• _To be done_
Check each line of the listing below for the string "word", and copy the ones that have it.

• _Records provided_

• • • •

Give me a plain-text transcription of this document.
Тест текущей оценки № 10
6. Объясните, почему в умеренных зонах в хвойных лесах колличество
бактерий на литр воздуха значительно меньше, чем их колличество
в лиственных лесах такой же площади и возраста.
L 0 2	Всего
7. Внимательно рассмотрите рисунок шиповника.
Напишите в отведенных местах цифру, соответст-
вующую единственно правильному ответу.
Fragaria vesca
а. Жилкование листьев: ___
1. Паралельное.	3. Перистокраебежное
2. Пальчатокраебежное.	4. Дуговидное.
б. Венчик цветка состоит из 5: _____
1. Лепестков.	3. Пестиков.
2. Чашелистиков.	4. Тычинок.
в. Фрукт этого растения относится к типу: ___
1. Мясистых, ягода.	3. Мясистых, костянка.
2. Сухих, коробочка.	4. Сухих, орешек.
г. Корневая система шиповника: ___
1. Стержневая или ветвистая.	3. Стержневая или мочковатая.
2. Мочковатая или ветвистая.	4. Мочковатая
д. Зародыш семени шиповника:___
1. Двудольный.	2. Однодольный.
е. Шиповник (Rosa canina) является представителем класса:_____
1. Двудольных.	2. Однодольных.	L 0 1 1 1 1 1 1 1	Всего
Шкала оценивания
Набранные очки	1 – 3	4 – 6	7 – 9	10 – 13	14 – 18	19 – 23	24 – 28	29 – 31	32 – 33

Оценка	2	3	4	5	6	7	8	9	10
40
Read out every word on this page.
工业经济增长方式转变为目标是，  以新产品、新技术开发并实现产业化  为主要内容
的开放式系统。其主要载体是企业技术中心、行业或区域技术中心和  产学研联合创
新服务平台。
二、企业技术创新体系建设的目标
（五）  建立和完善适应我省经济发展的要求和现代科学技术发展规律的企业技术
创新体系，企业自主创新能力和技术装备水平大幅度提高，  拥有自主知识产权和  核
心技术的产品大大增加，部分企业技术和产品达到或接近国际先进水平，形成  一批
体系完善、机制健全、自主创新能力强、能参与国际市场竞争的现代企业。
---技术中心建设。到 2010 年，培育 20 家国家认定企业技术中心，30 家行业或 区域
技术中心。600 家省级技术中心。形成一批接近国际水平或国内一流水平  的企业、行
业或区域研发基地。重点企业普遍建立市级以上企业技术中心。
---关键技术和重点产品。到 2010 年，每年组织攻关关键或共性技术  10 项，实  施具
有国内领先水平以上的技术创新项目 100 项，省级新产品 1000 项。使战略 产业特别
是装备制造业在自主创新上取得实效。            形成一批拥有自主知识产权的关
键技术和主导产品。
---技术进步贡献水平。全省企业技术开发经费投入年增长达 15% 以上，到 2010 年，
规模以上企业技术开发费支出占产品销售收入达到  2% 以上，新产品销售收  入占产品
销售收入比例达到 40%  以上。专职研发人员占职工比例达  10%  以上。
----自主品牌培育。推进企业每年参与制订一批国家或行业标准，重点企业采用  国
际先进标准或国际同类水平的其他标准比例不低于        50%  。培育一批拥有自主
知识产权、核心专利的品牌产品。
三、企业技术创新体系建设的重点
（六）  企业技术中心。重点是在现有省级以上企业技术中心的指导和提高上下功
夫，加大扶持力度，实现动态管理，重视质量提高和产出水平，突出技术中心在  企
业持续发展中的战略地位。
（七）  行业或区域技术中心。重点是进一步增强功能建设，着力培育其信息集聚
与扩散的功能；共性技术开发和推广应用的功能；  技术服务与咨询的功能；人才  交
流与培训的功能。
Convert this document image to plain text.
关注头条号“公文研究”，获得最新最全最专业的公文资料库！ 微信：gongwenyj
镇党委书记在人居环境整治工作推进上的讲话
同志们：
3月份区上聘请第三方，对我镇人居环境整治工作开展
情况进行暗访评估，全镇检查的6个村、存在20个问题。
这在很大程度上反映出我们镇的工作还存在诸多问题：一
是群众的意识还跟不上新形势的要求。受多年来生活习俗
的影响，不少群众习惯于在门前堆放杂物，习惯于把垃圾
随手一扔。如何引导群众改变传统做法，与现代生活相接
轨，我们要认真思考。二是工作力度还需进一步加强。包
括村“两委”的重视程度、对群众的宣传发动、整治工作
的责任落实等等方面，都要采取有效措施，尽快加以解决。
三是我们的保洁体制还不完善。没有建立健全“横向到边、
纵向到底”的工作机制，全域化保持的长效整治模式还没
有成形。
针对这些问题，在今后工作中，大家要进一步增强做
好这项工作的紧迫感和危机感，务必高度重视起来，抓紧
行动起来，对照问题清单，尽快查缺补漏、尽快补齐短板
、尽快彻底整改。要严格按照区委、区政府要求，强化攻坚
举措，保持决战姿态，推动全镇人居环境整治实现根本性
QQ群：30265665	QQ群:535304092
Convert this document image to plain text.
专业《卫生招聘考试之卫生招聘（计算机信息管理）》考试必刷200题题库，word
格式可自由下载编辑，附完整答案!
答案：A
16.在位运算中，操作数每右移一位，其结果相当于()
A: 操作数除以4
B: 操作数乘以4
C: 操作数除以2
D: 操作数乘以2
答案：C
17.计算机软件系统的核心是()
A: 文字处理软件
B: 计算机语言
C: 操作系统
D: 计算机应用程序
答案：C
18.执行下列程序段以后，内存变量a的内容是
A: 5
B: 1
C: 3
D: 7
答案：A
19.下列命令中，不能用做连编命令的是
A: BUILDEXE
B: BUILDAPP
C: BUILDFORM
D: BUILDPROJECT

• • • •

• _Correct output_
Read out every word on this page.
专业《卫生招聘考试之卫生招聘（计算机信息管理）》考试必刷200题题库，word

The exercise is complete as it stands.